* **Work to complete**
Lines before the one containing "Output a JSON" are excluded; print that line and every line after it through the end of the material below, exactly.

* **Exercise input**

* * * *

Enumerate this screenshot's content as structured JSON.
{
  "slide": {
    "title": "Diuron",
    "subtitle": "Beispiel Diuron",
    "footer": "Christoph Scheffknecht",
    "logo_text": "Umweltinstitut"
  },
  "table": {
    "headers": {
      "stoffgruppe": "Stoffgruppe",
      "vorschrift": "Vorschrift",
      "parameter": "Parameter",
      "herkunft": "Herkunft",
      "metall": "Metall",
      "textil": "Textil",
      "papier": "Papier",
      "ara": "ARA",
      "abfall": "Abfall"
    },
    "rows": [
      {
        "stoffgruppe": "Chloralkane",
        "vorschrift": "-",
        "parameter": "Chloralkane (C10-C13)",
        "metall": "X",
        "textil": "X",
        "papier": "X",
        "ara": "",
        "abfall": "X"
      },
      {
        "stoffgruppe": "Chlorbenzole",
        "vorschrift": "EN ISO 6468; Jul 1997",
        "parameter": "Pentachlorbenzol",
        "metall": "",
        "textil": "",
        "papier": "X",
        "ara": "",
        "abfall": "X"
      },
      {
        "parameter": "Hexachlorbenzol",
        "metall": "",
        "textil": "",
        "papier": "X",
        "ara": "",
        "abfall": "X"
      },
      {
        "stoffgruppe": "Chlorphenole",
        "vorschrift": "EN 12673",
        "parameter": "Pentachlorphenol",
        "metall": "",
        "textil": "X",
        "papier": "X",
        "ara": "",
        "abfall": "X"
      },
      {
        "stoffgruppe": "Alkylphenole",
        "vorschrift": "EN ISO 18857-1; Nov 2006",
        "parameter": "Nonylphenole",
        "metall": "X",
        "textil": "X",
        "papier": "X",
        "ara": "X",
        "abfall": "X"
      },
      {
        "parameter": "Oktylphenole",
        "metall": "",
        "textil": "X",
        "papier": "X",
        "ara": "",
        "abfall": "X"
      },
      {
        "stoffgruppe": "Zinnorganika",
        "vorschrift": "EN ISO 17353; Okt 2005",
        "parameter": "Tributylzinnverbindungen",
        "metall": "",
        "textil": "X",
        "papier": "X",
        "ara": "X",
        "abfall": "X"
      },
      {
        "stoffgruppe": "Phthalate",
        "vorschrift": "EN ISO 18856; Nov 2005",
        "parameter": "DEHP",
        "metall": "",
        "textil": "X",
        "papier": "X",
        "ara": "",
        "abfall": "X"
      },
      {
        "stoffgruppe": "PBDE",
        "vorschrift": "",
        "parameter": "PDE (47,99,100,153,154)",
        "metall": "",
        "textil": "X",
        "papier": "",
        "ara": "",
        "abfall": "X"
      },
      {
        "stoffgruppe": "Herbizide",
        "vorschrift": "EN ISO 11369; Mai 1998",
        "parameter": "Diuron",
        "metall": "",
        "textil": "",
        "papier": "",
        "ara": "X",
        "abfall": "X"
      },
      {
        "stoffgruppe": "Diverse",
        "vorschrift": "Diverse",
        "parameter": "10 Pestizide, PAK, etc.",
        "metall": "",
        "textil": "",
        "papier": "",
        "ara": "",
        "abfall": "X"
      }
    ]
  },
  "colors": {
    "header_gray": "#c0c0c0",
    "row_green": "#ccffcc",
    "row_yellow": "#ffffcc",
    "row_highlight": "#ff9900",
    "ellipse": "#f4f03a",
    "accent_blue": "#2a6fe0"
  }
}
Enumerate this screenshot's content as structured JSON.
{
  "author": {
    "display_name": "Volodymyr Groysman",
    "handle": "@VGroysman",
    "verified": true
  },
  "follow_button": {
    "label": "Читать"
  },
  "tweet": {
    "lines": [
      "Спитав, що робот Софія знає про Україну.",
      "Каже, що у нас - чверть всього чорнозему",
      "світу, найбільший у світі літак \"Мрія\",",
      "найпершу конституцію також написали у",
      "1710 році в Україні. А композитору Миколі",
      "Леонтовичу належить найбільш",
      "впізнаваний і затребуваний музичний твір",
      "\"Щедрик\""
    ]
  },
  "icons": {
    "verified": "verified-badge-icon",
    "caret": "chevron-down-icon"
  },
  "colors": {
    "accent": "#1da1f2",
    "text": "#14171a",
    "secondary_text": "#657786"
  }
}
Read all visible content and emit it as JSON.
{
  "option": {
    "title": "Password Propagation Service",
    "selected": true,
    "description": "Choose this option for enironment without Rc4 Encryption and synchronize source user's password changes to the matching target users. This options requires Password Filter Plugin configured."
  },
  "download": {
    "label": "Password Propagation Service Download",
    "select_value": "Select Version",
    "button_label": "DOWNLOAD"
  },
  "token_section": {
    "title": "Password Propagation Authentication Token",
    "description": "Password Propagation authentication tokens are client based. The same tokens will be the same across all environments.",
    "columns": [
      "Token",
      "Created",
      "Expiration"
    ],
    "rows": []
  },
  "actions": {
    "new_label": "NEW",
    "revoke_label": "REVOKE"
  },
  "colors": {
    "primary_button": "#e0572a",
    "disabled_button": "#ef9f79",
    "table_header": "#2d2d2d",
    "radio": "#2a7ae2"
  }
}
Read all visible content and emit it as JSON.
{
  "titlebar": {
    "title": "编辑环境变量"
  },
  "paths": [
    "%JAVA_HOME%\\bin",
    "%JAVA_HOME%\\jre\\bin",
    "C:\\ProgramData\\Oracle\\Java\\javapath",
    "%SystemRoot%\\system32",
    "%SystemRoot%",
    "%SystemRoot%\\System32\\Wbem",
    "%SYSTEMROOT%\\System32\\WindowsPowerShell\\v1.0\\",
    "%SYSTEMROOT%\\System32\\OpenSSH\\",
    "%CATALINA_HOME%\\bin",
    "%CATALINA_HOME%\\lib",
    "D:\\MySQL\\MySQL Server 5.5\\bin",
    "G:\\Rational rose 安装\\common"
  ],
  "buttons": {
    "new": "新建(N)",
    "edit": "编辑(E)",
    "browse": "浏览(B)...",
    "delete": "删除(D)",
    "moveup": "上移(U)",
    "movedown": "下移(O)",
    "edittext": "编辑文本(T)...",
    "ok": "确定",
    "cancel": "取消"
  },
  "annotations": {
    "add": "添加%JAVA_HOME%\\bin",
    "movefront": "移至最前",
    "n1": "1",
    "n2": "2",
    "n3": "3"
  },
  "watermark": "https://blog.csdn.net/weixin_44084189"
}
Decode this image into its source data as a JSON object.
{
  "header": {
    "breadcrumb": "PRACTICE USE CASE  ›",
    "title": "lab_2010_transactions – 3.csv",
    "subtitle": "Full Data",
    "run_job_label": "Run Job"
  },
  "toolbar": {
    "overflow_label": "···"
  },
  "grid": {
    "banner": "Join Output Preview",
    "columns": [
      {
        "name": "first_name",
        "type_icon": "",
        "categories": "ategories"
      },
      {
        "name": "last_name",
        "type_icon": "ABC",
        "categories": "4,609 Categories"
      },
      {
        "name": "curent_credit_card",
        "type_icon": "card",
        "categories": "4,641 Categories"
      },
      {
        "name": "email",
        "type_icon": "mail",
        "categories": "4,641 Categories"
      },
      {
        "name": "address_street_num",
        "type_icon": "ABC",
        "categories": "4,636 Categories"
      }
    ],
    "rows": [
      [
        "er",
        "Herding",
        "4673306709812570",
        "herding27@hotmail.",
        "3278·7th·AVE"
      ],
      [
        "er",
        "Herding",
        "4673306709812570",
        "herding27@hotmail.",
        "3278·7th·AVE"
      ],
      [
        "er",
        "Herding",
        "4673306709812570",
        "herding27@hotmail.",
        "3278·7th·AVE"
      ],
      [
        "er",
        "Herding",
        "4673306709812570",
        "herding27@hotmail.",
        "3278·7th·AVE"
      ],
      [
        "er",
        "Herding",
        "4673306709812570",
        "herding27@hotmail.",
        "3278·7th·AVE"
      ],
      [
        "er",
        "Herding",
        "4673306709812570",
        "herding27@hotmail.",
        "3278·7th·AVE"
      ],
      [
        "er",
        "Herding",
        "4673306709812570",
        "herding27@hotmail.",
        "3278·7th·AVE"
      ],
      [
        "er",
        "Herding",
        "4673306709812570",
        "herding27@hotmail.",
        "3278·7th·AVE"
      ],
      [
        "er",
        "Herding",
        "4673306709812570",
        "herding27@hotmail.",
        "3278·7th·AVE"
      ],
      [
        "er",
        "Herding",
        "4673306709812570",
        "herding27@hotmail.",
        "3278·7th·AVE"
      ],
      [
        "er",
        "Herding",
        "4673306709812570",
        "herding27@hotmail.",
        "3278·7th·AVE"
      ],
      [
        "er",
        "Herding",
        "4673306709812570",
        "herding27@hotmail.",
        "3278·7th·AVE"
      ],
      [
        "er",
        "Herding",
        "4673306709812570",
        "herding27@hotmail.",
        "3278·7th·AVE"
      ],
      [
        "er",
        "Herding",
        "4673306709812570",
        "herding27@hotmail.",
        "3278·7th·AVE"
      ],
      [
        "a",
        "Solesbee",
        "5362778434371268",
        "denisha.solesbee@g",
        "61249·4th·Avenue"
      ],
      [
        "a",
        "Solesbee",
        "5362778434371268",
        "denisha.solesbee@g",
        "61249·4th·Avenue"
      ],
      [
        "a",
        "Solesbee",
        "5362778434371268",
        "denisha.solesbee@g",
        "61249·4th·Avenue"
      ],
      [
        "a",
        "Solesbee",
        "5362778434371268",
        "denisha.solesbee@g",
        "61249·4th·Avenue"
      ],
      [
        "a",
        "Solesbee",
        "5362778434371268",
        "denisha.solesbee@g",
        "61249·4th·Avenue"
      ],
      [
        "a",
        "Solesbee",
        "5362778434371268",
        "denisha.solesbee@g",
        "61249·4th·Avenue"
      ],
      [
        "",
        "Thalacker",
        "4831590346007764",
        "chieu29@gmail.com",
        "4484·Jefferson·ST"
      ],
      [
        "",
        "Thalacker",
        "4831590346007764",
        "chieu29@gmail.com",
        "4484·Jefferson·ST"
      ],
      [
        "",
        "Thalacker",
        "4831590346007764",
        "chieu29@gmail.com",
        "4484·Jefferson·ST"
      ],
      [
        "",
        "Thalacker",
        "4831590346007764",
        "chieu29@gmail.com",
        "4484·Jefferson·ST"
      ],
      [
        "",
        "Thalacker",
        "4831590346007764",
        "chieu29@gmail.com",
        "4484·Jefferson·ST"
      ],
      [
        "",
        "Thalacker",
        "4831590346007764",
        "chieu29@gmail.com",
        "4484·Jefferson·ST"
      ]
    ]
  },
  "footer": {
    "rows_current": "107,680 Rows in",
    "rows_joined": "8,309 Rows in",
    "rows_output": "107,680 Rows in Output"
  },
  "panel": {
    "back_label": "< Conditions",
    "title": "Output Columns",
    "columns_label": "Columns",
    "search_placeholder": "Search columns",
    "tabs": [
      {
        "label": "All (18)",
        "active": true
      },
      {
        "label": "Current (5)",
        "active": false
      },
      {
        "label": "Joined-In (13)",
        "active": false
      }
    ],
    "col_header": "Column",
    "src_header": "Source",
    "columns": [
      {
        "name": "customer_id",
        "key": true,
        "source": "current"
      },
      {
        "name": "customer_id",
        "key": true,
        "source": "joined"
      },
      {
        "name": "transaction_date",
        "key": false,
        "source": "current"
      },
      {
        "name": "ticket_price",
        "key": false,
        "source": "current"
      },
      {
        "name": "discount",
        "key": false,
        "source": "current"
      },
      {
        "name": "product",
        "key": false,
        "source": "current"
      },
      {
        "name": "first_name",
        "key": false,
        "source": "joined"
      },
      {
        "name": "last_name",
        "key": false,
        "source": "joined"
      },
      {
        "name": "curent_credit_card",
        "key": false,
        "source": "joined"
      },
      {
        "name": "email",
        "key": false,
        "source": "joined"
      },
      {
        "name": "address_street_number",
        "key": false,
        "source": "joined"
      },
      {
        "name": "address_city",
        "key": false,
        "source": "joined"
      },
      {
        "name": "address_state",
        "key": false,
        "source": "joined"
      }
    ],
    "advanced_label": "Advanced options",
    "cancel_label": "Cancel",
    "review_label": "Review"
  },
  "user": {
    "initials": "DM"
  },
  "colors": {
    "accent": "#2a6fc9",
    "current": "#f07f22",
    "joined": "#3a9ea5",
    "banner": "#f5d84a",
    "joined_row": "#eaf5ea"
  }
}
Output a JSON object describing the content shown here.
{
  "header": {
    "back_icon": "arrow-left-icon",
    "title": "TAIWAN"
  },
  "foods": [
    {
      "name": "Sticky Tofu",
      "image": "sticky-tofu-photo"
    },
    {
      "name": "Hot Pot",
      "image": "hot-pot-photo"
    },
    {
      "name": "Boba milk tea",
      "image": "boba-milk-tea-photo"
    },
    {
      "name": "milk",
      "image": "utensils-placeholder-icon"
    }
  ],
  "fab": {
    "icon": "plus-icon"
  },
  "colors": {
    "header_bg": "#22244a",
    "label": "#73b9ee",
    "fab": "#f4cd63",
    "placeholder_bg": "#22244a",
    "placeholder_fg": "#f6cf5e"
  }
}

* * * *

* **The reply**
Output a JSON object describing the content shown here.
{
  "header": {
    "back_icon": "arrow-left-icon",
    "title": "TAIWAN"
  },
  "foods": [
    {
      "name": "Sticky Tofu",
      "image": "sticky-tofu-photo"
    },
    {
      "name": "Hot Pot",
      "image": "hot-pot-photo"
    },
    {
      "name": "Boba milk tea",
      "image": "boba-milk-tea-photo"
    },
    {
      "name": "milk",
      "image": "utensils-placeholder-icon"
    }
  ],
  "fab": {
    "icon": "plus-icon"
  },
  "colors": {
    "header_bg": "#22244a",
    "label": "#73b9ee",
    "fab": "#f4cd63",
    "placeholder_bg": "#22244a",
    "placeholder_fg": "#f6cf5e"
  }
}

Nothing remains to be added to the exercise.